:: Prompt ::
For each line in the data below that holds "breakfast", return a copy.

:: Extracted records ::
— Begin —
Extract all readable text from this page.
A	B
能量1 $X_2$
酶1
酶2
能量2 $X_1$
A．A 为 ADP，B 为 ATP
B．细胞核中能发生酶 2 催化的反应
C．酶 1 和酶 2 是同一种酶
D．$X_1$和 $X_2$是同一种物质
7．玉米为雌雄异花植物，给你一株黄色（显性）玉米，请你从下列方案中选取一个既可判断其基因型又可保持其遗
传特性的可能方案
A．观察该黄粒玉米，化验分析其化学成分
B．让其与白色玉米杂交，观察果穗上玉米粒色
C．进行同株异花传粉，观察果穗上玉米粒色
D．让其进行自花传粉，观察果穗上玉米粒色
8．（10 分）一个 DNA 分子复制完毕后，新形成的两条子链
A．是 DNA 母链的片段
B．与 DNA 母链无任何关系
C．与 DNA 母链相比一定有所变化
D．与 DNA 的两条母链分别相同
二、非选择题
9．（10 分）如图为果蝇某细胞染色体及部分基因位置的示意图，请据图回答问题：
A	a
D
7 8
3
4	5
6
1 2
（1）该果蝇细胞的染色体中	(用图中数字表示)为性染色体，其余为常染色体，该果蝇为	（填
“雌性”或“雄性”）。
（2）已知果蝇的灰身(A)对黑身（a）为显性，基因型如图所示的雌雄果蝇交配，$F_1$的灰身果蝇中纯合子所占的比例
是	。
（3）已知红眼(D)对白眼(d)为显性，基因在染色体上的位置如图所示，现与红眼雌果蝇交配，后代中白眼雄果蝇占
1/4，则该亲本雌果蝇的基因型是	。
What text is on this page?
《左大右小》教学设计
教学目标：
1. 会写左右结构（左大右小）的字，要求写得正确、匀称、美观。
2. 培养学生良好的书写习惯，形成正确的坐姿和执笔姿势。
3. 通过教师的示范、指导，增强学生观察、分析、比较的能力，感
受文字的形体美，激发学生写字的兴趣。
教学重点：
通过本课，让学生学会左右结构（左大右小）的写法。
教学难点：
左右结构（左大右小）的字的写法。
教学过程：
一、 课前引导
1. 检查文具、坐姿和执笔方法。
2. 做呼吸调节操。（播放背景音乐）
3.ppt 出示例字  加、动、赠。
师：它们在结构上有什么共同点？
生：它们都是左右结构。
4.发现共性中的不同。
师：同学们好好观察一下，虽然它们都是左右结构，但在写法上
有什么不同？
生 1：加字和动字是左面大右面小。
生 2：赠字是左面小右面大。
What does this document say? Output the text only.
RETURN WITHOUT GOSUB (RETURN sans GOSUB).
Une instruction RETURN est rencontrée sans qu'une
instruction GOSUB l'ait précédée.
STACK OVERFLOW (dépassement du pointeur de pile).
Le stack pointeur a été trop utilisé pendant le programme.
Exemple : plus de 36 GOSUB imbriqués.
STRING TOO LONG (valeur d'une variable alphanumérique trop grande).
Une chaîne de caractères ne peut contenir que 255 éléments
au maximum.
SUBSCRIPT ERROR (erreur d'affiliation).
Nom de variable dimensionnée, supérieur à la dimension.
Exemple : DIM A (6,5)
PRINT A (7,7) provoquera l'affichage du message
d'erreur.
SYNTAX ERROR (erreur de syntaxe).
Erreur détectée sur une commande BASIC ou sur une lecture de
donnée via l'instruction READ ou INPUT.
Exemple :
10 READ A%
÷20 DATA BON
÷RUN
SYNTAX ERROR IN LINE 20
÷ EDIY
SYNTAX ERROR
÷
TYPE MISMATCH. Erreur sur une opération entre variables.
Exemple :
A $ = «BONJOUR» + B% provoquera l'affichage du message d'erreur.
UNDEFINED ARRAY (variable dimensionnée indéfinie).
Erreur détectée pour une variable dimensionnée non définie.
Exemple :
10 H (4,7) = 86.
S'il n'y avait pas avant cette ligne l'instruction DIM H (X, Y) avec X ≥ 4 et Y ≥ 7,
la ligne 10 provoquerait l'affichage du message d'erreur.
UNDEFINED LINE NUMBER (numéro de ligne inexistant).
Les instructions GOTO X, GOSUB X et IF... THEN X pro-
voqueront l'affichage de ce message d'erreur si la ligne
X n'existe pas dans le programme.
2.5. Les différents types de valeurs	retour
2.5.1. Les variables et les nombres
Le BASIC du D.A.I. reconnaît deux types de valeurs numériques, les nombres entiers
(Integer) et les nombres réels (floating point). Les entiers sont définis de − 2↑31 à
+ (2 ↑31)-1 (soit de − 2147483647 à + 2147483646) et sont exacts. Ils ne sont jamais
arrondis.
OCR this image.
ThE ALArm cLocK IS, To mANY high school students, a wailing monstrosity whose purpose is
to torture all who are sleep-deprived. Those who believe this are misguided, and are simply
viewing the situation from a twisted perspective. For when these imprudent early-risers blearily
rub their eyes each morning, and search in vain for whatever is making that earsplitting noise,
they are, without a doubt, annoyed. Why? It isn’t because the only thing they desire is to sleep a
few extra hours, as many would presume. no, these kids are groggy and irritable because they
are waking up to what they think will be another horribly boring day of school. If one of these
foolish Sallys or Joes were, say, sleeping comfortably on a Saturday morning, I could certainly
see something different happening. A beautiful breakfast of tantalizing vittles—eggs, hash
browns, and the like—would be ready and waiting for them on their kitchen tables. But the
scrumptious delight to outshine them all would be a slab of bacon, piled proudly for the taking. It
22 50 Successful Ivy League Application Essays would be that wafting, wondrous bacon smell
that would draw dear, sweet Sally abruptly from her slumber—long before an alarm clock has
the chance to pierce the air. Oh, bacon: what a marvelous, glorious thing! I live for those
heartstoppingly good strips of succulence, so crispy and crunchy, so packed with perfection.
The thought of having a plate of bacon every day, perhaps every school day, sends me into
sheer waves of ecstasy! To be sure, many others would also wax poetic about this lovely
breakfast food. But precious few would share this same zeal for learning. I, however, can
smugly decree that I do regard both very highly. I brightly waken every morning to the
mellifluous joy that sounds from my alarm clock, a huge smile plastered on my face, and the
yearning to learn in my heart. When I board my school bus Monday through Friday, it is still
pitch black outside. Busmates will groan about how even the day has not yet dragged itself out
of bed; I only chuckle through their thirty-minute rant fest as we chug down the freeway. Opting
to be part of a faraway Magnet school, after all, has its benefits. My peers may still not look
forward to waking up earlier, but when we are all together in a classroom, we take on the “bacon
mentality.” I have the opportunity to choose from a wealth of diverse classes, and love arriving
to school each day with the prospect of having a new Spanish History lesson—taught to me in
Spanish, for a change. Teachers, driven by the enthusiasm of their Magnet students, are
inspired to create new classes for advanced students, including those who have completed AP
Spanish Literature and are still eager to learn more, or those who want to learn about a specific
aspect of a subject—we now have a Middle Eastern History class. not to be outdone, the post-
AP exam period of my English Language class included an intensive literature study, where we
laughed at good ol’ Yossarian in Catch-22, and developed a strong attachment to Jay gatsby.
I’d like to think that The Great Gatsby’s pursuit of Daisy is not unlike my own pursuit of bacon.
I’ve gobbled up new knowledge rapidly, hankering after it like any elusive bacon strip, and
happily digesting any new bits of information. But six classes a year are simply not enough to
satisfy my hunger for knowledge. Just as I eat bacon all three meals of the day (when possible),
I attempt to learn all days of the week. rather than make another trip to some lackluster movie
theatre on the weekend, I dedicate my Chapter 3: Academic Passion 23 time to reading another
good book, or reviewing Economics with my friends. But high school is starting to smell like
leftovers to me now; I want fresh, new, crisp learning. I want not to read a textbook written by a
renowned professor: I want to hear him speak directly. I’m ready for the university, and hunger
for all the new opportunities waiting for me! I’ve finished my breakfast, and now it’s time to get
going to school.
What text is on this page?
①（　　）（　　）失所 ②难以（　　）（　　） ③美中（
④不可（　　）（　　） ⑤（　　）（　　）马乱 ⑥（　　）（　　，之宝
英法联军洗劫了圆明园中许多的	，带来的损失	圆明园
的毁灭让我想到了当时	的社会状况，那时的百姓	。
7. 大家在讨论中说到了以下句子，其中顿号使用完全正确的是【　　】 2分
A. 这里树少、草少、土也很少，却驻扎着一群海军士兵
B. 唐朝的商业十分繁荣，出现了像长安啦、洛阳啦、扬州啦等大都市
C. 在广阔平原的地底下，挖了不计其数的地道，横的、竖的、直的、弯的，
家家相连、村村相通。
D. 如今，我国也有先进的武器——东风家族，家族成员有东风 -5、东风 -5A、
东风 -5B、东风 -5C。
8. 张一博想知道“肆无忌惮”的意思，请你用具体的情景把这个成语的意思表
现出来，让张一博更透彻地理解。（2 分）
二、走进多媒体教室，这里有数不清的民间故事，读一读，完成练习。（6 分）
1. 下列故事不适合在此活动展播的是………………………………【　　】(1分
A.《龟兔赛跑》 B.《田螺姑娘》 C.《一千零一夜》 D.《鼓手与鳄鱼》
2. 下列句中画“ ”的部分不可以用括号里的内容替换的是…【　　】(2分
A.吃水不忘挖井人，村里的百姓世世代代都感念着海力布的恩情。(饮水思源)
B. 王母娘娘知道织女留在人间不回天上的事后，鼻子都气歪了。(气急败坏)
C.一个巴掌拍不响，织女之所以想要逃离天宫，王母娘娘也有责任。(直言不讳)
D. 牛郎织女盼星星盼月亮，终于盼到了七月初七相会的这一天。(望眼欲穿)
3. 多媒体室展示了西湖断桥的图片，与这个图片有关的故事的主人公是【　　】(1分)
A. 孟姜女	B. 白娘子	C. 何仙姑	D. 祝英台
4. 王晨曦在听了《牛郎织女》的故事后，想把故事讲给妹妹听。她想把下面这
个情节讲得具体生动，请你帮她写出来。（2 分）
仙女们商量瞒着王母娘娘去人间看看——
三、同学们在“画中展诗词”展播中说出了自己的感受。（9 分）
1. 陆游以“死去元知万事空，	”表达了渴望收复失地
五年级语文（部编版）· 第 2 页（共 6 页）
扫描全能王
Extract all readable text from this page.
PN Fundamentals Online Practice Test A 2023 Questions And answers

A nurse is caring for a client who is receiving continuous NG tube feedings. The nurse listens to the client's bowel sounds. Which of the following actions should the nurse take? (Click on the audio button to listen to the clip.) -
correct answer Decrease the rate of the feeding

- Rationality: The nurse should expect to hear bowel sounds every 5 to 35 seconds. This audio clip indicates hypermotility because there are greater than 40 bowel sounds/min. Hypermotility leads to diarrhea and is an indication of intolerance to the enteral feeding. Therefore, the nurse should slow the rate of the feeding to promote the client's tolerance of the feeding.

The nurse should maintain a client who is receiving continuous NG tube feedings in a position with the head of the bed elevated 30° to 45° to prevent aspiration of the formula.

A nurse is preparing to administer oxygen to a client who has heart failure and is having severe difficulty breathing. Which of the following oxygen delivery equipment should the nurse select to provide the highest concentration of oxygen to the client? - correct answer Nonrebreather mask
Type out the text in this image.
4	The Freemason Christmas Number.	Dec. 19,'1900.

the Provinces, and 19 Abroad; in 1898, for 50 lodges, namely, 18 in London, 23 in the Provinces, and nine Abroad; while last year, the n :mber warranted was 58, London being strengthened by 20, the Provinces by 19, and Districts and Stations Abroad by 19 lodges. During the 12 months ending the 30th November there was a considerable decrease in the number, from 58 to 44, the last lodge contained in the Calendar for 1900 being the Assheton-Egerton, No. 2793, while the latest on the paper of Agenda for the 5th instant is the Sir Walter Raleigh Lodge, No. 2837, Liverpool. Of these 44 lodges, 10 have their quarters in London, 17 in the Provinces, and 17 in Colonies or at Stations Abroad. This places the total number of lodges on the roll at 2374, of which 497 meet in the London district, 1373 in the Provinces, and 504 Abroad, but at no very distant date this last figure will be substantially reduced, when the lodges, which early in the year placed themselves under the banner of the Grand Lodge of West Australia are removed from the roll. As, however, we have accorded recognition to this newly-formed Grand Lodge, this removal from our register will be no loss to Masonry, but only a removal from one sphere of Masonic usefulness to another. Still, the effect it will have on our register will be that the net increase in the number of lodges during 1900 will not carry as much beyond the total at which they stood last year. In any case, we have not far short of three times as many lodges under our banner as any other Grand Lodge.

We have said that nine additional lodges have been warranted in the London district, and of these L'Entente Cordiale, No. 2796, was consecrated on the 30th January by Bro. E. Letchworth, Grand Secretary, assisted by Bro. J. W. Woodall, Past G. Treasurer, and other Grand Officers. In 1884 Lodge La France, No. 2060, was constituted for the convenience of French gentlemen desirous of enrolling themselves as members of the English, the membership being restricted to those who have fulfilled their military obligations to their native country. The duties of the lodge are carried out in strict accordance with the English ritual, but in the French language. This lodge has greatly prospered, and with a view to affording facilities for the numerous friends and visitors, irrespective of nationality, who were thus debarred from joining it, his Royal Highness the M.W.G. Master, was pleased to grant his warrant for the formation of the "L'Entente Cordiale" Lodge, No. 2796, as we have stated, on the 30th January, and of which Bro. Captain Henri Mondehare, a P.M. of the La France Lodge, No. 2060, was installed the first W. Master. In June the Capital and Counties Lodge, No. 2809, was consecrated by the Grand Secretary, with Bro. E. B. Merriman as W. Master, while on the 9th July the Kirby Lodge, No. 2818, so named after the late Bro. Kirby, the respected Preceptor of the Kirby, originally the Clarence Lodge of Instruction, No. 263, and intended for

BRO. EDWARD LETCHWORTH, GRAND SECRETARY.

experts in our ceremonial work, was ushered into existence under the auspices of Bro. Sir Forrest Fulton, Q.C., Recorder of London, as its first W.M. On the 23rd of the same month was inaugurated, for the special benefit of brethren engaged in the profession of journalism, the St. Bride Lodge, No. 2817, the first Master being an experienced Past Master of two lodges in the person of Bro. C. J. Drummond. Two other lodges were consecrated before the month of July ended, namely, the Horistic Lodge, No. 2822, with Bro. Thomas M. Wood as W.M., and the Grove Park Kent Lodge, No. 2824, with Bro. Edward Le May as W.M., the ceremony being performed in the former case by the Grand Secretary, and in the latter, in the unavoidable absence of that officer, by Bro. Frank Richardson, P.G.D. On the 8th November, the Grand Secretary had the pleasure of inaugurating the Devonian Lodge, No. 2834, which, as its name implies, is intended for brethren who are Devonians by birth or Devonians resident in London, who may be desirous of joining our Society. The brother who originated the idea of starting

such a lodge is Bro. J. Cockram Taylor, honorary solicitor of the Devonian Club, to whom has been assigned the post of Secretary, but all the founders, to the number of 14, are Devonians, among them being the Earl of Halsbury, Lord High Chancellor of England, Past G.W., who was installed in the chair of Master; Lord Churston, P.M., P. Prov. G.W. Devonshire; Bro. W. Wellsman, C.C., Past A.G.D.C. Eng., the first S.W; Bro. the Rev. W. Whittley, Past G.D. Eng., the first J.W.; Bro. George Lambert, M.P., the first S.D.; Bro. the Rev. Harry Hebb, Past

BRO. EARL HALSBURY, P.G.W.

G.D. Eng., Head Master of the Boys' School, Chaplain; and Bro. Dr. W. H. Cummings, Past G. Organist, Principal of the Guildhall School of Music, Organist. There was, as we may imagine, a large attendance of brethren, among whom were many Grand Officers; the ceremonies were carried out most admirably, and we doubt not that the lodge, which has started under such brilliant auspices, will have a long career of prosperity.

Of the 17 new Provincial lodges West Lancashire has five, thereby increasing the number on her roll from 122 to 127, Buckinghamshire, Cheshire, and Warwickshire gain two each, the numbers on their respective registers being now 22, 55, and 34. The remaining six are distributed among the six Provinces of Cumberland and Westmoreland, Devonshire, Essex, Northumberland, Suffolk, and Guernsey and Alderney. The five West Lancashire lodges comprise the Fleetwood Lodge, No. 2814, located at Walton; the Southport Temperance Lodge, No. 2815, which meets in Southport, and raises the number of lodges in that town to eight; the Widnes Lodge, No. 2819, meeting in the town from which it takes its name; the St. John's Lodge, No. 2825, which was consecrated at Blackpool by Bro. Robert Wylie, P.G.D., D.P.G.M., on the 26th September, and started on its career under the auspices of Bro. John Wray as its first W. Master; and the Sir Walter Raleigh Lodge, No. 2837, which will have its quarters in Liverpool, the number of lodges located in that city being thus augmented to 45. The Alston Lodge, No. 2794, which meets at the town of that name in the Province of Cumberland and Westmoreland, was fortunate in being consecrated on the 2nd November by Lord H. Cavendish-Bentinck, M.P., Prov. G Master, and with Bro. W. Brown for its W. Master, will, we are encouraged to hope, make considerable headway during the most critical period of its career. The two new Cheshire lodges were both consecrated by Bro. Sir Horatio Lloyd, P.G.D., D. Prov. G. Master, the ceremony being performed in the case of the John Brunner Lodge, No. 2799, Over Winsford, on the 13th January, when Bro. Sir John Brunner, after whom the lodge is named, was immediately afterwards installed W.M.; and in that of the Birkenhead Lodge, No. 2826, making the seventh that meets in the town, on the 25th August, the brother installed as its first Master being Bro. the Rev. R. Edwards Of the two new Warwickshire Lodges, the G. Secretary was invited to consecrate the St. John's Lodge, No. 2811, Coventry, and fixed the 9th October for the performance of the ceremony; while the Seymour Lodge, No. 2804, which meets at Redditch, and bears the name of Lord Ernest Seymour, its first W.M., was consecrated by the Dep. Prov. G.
— End —
:: The answer ::
see something different happening. A beautiful breakfast of tantalizing vittles—eggs, hash
breakfast food. But precious few would share this same zeal for learning. I, however, can
for all the new opportunities waiting for me! I’ve finished my breakfast, and now it’s time to get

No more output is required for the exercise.